→ **Exercise requirements**:
Reproduce the listing below word for word, every line included.

→ **Record excerpts**:
▬▬▬
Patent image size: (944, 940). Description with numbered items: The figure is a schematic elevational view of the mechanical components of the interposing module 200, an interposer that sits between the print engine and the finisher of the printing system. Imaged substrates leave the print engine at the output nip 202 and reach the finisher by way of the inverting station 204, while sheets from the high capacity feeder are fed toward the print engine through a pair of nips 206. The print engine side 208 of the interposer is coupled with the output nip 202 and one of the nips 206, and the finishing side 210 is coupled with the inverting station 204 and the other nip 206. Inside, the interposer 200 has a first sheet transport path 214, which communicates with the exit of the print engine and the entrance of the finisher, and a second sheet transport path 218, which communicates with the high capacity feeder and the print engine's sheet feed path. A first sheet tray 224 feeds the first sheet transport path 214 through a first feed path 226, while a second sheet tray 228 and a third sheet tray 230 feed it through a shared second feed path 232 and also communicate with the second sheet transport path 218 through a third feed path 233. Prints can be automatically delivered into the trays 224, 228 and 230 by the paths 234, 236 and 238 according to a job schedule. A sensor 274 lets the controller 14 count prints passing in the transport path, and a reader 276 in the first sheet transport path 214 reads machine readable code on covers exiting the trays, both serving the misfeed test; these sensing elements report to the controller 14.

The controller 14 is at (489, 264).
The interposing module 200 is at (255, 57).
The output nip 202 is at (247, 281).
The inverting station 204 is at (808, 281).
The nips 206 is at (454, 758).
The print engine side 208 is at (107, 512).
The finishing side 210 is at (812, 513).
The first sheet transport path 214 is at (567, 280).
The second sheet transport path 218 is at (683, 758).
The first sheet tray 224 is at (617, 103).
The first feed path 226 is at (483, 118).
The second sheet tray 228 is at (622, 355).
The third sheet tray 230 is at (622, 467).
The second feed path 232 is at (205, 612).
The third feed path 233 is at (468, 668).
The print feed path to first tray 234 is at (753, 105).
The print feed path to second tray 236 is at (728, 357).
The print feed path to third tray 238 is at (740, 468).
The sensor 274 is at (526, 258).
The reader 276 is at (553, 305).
▬▬▬
→ **Answer for the task**:
Patent image size: (944, 940). Description with numbered items: The figure is a schematic elevational view of the mechanical components of the interposing module 200, an interposer that sits between the print engine and the finisher of the printing system. Imaged substrates leave the print engine at the output nip 202 and reach the finisher by way of the inverting station 204, while sheets from the high capacity feeder are fed toward the print engine through a pair of nips 206. The print engine side 208 of the interposer is coupled with the output nip 202 and one of the nips 206, and the finishing side 210 is coupled with the inverting station 204 and the other nip 206. Inside, the interposer 200 has a first sheet transport path 214, which communicates with the exit of the print engine and the entrance of the finisher, and a second sheet transport path 218, which communicates with the high capacity feeder and the print engine's sheet feed path. A first sheet tray 224 feeds the first sheet transport path 214 through a first feed path 226, while a second sheet tray 228 and a third sheet tray 230 feed it through a shared second feed path 232 and also communicate with the second sheet transport path 218 through a third feed path 233. Prints can be automatically delivered into the trays 224, 228 and 230 by the paths 234, 236 and 238 according to a job schedule. A sensor 274 lets the controller 14 count prints passing in the transport path, and a reader 276 in the first sheet transport path 214 reads machine readable code on covers exiting the trays, both serving the misfeed test; these sensing elements report to the controller 14.

The controller 14 is at (489, 264).
The interposing module 200 is at (255, 57).
The output nip 202 is at (247, 281).
The inverting station 204 is at (808, 281).
The nips 206 is at (454, 758).
The print engine side 208 is at (107, 512).
The finishing side 210 is at (812, 513).
The first sheet transport path 214 is at (567, 280).
The second sheet transport path 218 is at (683, 758).
The first sheet tray 224 is at (617, 103).
The first feed path 226 is at (483, 118).
The second sheet tray 228 is at (622, 355).
The third sheet tray 230 is at (622, 467).
The second feed path 232 is at (205, 612).
The third feed path 233 is at (468, 668).
The print feed path to first tray 234 is at (753, 105).
The print feed path to second tray 236 is at (728, 357).
The print feed path to third tray 238 is at (740, 468).
The sensor 274 is at (526, 258).
The reader 276 is at (553, 305).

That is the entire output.